== Entries supplied ==

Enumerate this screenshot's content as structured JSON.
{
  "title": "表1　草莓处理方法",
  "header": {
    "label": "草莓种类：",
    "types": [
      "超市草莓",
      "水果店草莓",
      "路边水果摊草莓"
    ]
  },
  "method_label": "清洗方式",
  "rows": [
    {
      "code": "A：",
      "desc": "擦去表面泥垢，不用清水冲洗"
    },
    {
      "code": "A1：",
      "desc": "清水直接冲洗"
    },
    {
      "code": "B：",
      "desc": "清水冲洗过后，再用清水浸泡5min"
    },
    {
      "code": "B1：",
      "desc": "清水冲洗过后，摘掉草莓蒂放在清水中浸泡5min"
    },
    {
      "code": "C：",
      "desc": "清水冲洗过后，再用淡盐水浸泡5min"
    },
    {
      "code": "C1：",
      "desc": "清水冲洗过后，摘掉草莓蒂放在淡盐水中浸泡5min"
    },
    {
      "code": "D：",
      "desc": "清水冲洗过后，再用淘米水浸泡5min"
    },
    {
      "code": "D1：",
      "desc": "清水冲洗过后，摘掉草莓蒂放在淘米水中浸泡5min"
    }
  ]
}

===

### [Brief]
Copy out every line of the listing that contains the string "清水冲洗过后".

### [Result of this exercise]
      "desc": "清水冲洗过后，再用清水浸泡5min"
      "desc": "清水冲洗过后，摘掉草莓蒂放在清水中浸泡5min"
      "desc": "清水冲洗过后，再用淡盐水浸泡5min"
      "desc": "清水冲洗过后，摘掉草莓蒂放在淡盐水中浸泡5min"
      "desc": "清水冲洗过后，再用淘米水浸泡5min"
      "desc": "清水冲洗过后，摘掉草莓蒂放在淘米水中浸泡5min"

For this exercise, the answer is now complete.